# Work required
All of the records listed below should be retyped exactly.
····················
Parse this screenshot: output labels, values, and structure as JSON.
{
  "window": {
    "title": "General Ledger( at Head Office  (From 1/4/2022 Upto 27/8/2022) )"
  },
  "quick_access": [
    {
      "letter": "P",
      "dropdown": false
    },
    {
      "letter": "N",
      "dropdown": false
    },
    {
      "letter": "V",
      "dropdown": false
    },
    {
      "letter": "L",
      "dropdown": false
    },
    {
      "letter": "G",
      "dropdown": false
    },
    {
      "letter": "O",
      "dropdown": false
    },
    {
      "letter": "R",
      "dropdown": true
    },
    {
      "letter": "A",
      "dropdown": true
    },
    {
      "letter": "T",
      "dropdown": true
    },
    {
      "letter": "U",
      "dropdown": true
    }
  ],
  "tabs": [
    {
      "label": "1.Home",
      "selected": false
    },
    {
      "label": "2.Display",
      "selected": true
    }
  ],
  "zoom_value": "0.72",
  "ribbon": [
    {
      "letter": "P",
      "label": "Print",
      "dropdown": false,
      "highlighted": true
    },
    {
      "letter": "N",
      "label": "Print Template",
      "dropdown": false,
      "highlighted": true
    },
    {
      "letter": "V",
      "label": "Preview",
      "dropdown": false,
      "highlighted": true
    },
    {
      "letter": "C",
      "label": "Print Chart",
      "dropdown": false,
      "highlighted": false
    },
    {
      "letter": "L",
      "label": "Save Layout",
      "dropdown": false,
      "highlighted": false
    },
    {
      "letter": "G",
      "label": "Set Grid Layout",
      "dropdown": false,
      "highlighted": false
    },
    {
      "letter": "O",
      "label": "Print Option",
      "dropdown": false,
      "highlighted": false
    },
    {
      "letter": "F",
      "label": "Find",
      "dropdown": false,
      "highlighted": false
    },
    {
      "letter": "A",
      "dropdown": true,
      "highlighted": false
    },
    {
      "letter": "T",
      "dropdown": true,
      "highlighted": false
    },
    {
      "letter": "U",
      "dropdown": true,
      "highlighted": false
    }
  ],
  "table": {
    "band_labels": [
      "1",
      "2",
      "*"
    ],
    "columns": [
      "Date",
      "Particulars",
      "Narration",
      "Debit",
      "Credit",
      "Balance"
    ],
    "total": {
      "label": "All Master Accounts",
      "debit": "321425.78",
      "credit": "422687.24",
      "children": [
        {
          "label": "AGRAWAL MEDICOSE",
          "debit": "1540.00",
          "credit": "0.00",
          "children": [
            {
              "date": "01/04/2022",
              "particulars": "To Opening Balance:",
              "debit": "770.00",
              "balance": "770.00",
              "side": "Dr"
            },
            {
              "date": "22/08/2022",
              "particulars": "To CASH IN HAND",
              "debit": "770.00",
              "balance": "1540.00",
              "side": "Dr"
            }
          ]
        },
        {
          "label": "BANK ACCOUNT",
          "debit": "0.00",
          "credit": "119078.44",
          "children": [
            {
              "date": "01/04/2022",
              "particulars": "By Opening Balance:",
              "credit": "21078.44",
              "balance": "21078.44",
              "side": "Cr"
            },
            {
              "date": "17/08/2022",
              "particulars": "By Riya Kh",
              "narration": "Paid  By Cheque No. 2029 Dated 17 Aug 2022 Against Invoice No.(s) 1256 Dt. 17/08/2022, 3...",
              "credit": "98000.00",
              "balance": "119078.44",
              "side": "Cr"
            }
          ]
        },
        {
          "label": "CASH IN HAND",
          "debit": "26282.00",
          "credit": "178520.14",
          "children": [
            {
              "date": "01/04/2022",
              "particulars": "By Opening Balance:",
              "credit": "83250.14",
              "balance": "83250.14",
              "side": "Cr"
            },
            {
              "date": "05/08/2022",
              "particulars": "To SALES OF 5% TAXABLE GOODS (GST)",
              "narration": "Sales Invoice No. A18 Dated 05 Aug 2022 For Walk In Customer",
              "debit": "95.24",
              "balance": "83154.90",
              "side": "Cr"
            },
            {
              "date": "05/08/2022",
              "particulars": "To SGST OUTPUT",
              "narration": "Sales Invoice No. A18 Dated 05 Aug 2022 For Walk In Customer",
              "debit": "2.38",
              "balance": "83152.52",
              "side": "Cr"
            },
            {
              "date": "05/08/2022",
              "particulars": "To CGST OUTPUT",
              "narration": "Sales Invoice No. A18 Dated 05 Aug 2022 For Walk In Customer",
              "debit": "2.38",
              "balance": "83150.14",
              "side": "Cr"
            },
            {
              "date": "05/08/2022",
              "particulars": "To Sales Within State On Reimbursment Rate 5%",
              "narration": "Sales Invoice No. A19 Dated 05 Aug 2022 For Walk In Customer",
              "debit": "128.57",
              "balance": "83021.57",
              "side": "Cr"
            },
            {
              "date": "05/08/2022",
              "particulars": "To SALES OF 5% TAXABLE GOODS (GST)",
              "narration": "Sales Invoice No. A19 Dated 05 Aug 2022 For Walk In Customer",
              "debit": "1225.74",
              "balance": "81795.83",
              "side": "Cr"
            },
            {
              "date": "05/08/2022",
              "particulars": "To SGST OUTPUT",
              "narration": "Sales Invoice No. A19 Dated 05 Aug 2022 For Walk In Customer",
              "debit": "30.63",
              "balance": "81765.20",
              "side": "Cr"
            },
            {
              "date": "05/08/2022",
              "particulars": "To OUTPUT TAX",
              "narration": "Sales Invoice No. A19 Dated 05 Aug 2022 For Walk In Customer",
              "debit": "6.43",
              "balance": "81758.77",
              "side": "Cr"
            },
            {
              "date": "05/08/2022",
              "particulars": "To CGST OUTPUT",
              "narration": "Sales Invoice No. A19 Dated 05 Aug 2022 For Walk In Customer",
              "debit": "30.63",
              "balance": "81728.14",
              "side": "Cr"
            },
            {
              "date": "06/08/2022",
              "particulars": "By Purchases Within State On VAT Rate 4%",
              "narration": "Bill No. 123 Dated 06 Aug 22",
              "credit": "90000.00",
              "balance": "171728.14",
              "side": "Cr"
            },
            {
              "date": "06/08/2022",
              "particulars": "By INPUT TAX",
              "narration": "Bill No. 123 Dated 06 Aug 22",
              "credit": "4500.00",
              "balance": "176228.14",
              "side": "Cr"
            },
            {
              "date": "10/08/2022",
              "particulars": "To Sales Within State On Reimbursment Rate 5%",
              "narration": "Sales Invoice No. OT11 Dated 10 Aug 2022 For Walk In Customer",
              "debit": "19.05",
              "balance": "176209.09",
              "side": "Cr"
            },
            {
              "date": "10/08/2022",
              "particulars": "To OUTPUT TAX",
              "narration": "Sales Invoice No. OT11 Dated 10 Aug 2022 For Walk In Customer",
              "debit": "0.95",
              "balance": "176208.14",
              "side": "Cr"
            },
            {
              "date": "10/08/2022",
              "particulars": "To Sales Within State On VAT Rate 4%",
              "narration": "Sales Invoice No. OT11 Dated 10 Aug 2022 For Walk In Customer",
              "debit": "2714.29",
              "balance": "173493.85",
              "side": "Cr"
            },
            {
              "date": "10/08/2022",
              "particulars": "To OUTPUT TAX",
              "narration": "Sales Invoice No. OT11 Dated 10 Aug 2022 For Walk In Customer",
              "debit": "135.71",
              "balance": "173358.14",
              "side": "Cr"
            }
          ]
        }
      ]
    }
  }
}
····················
# Answer for the task
Parse this screenshot: output labels, values, and structure as JSON.
{
  "window": {
    "title": "General Ledger( at Head Office  (From 1/4/2022 Upto 27/8/2022) )"
  },
  "quick_access": [
    {
      "letter": "P",
      "dropdown": false
    },
    {
      "letter": "N",
      "dropdown": false
    },
    {
      "letter": "V",
      "dropdown": false
    },
    {
      "letter": "L",
      "dropdown": false
    },
    {
      "letter": "G",
      "dropdown": false
    },
    {
      "letter": "O",
      "dropdown": false
    },
    {
      "letter": "R",
      "dropdown": true
    },
    {
      "letter": "A",
      "dropdown": true
    },
    {
      "letter": "T",
      "dropdown": true
    },
    {
      "letter": "U",
      "dropdown": true
    }
  ],
  "tabs": [
    {
      "label": "1.Home",
      "selected": false
    },
    {
      "label": "2.Display",
      "selected": true
    }
  ],
  "zoom_value": "0.72",
  "ribbon": [
    {
      "letter": "P",
      "label": "Print",
      "dropdown": false,
      "highlighted": true
    },
    {
      "letter": "N",
      "label": "Print Template",
      "dropdown": false,
      "highlighted": true
    },
    {
      "letter": "V",
      "label": "Preview",
      "dropdown": false,
      "highlighted": true
    },
    {
      "letter": "C",
      "label": "Print Chart",
      "dropdown": false,
      "highlighted": false
    },
    {
      "letter": "L",
      "label": "Save Layout",
      "dropdown": false,
      "highlighted": false
    },
    {
      "letter": "G",
      "label": "Set Grid Layout",
      "dropdown": false,
      "highlighted": false
    },
    {
      "letter": "O",
      "label": "Print Option",
      "dropdown": false,
      "highlighted": false
    },
    {
      "letter": "F",
      "label": "Find",
      "dropdown": false,
      "highlighted": false
    },
    {
      "letter": "A",
      "dropdown": true,
      "highlighted": false
    },
    {
      "letter": "T",
      "dropdown": true,
      "highlighted": false
    },
    {
      "letter": "U",
      "dropdown": true,
      "highlighted": false
    }
  ],
  "table": {
    "band_labels": [
      "1",
      "2",
      "*"
    ],
    "columns": [
      "Date",
      "Particulars",
      "Narration",
      "Debit",
      "Credit",
      "Balance"
    ],
    "total": {
      "label": "All Master Accounts",
      "debit": "321425.78",
      "credit": "422687.24",
      "children": [
        {
          "label": "AGRAWAL MEDICOSE",
          "debit": "1540.00",
          "credit": "0.00",
          "children": [
            {
              "date": "01/04/2022",
              "particulars": "To Opening Balance:",
              "debit": "770.00",
              "balance": "770.00",
              "side": "Dr"
            },
            {
              "date": "22/08/2022",
              "particulars": "To CASH IN HAND",
              "debit": "770.00",
              "balance": "1540.00",
              "side": "Dr"
            }
          ]
        },
        {
          "label": "BANK ACCOUNT",
          "debit": "0.00",
          "credit": "119078.44",
          "children": [
            {
              "date": "01/04/2022",
              "particulars": "By Opening Balance:",
              "credit": "21078.44",
              "balance": "21078.44",
              "side": "Cr"
            },
            {
              "date": "17/08/2022",
              "particulars": "By Riya Kh",
              "narration": "Paid  By Cheque No. 2029 Dated 17 Aug 2022 Against Invoice No.(s) 1256 Dt. 17/08/2022, 3...",
              "credit": "98000.00",
              "balance": "119078.44",
              "side": "Cr"
            }
          ]
        },
        {
          "label": "CASH IN HAND",
          "debit": "26282.00",
          "credit": "178520.14",
          "children": [
            {
              "date": "01/04/2022",
              "particulars": "By Opening Balance:",
              "credit": "83250.14",
              "balance": "83250.14",
              "side": "Cr"
            },
            {
              "date": "05/08/2022",
              "particulars": "To SALES OF 5% TAXABLE GOODS (GST)",
              "narration": "Sales Invoice No. A18 Dated 05 Aug 2022 For Walk In Customer",
              "debit": "95.24",
              "balance": "83154.90",
              "side": "Cr"
            },
            {
              "date": "05/08/2022",
              "particulars": "To SGST OUTPUT",
              "narration": "Sales Invoice No. A18 Dated 05 Aug 2022 For Walk In Customer",
              "debit": "2.38",
              "balance": "83152.52",
              "side": "Cr"
            },
            {
              "date": "05/08/2022",
              "particulars": "To CGST OUTPUT",
              "narration": "Sales Invoice No. A18 Dated 05 Aug 2022 For Walk In Customer",
              "debit": "2.38",
              "balance": "83150.14",
              "side": "Cr"
            },
            {
              "date": "05/08/2022",
              "particulars": "To Sales Within State On Reimbursment Rate 5%",
              "narration": "Sales Invoice No. A19 Dated 05 Aug 2022 For Walk In Customer",
              "debit": "128.57",
              "balance": "83021.57",
              "side": "Cr"
            },
            {
              "date": "05/08/2022",
              "particulars": "To SALES OF 5% TAXABLE GOODS (GST)",
              "narration": "Sales Invoice No. A19 Dated 05 Aug 2022 For Walk In Customer",
              "debit": "1225.74",
              "balance": "81795.83",
              "side": "Cr"
            },
            {
              "date": "05/08/2022",
              "particulars": "To SGST OUTPUT",
              "narration": "Sales Invoice No. A19 Dated 05 Aug 2022 For Walk In Customer",
              "debit": "30.63",
              "balance": "81765.20",
              "side": "Cr"
            },
            {
              "date": "05/08/2022",
              "particulars": "To OUTPUT TAX",
              "narration": "Sales Invoice No. A19 Dated 05 Aug 2022 For Walk In Customer",
              "debit": "6.43",
              "balance": "81758.77",
              "side": "Cr"
            },
            {
              "date": "05/08/2022",
              "particulars": "To CGST OUTPUT",
              "narration": "Sales Invoice No. A19 Dated 05 Aug 2022 For Walk In Customer",
              "debit": "30.63",
              "balance": "81728.14",
              "side": "Cr"
            },
            {
              "date": "06/08/2022",
              "particulars": "By Purchases Within State On VAT Rate 4%",
              "narration": "Bill No. 123 Dated 06 Aug 22",
              "credit": "90000.00",
              "balance": "171728.14",
              "side": "Cr"
            },
            {
              "date": "06/08/2022",
              "particulars": "By INPUT TAX",
              "narration": "Bill No. 123 Dated 06 Aug 22",
              "credit": "4500.00",
              "balance": "176228.14",
              "side": "Cr"
            },
            {
              "date": "10/08/2022",
              "particulars": "To Sales Within State On Reimbursment Rate 5%",
              "narration": "Sales Invoice No. OT11 Dated 10 Aug 2022 For Walk In Customer",
              "debit": "19.05",
              "balance": "176209.09",
              "side": "Cr"
            },
            {
              "date": "10/08/2022",
              "particulars": "To OUTPUT TAX",
              "narration": "Sales Invoice No. OT11 Dated 10 Aug 2022 For Walk In Customer",
              "debit": "0.95",
              "balance": "176208.14",
              "side": "Cr"
            },
            {
              "date": "10/08/2022",
              "particulars": "To Sales Within State On VAT Rate 4%",
              "narration": "Sales Invoice No. OT11 Dated 10 Aug 2022 For Walk In Customer",
              "debit": "2714.29",
              "balance": "173493.85",
              "side": "Cr"
            },
            {
              "date": "10/08/2022",
              "particulars": "To OUTPUT TAX",
              "narration": "Sales Invoice No. OT11 Dated 10 Aug 2022 For Walk In Customer",
              "debit": "135.71",
              "balance": "173358.14",
              "side": "Cr"
            }
          ]
        }
      ]
    }
  }
}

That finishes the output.